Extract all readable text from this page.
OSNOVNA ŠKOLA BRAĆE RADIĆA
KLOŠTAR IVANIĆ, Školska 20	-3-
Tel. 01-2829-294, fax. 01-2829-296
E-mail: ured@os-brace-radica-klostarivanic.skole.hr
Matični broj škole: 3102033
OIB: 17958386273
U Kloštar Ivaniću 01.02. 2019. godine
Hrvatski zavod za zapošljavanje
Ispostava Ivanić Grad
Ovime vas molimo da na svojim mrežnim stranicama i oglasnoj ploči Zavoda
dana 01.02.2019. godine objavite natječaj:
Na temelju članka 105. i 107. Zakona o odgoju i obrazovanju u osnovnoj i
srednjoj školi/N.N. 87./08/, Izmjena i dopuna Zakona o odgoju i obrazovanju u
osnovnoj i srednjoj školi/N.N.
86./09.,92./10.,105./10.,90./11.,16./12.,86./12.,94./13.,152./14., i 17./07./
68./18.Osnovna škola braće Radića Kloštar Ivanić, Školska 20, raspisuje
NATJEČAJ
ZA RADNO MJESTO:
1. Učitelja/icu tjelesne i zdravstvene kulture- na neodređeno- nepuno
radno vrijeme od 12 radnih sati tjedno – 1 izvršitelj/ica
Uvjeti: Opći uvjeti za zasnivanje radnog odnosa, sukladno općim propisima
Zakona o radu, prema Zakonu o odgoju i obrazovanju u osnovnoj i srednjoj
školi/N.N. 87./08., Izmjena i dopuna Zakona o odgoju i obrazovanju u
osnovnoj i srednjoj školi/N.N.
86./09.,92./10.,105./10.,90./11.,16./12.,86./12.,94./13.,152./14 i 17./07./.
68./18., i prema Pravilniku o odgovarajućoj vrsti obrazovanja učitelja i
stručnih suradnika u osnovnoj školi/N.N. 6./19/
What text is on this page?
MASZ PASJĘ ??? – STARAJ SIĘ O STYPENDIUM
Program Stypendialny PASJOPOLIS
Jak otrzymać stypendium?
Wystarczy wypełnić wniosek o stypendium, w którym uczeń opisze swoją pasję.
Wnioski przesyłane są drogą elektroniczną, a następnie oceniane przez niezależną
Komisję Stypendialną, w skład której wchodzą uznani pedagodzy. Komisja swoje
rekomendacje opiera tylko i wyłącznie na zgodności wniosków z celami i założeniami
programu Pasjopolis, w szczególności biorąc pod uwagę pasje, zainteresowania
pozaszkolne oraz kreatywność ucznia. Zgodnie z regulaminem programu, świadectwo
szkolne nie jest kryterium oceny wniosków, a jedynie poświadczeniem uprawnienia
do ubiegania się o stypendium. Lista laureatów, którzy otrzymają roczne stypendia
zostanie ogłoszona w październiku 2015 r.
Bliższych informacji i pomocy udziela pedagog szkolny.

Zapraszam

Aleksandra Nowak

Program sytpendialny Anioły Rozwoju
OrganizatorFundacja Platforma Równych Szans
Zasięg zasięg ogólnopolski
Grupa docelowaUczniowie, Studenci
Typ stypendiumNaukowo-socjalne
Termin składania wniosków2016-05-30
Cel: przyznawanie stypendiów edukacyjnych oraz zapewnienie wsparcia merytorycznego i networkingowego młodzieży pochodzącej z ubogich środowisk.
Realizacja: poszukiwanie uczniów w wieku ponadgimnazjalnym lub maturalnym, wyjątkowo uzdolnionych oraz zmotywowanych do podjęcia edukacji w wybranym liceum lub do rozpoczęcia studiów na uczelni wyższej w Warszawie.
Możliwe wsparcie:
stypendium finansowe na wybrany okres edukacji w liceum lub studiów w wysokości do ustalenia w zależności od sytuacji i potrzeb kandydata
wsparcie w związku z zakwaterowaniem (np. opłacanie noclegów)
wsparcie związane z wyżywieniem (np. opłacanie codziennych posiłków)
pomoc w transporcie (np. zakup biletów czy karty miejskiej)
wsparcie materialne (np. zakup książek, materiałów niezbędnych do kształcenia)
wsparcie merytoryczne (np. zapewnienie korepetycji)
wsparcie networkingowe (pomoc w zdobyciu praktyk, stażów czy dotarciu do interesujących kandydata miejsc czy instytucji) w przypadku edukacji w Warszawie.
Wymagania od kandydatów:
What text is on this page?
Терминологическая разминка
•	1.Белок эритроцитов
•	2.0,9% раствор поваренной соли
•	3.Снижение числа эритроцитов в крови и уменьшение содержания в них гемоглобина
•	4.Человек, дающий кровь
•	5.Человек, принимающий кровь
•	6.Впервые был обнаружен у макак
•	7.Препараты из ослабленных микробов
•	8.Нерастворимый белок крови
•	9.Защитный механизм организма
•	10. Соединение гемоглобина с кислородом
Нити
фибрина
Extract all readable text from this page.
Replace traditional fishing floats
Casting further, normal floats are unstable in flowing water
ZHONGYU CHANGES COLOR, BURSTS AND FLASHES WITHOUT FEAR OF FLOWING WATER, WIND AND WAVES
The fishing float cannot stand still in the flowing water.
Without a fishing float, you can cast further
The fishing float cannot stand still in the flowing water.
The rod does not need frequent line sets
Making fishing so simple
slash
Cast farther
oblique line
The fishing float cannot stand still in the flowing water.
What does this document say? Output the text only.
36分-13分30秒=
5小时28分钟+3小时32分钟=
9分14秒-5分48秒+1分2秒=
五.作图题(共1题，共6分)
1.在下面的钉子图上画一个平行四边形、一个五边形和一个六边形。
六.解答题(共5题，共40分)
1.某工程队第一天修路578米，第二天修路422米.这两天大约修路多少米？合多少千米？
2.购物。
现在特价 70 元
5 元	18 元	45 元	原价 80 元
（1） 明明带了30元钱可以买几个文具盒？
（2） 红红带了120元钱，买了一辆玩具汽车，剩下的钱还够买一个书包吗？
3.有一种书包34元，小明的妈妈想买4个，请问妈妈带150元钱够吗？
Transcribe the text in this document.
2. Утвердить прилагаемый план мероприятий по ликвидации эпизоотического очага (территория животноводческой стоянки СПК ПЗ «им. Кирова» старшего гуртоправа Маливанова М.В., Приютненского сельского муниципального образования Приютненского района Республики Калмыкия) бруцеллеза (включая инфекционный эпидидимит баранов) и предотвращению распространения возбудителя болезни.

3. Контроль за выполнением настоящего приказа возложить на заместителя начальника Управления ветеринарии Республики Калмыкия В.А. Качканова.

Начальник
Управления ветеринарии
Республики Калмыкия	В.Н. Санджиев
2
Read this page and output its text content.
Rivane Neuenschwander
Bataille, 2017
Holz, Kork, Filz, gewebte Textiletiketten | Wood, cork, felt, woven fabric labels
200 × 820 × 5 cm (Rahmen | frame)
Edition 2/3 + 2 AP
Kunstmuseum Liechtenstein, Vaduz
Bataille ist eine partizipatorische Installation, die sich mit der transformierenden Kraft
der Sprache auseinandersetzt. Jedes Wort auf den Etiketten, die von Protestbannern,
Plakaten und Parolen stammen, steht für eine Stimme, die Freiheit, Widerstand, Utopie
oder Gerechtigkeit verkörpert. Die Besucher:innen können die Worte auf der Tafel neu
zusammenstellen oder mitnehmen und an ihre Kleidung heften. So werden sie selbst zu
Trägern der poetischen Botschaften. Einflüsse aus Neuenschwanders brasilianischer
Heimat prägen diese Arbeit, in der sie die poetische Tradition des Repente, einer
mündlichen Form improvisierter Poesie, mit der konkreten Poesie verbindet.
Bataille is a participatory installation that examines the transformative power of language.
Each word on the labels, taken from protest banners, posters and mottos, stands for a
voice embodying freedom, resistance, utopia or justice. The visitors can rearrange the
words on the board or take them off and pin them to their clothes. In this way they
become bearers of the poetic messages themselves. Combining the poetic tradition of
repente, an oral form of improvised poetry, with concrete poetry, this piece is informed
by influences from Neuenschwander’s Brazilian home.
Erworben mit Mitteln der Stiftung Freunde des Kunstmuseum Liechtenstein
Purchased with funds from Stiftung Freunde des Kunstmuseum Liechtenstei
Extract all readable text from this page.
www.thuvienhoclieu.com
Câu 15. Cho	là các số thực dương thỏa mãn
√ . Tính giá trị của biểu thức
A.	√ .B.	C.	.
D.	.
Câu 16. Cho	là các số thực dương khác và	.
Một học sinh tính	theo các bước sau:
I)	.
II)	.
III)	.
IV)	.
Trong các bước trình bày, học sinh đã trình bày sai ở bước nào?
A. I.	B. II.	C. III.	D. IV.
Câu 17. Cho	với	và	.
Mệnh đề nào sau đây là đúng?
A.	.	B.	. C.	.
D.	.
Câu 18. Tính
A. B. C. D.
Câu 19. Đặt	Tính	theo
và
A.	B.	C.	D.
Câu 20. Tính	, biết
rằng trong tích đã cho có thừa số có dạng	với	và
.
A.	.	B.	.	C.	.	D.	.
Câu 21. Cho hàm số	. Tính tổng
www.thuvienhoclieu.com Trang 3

Short problem.
Copy out all lines above that include the string "kandydata".

Answer to this problem.
stypendium finansowe na wybrany okres edukacji w liceum lub studiów w wysokości do ustalenia w zależności od sytuacji i potrzeb kandydata
wsparcie networkingowe (pomoc w zdobyciu praktyk, stażów czy dotarciu do interesujących kandydata miejsc czy instytucji) w przypadku edukacji w Warszawie.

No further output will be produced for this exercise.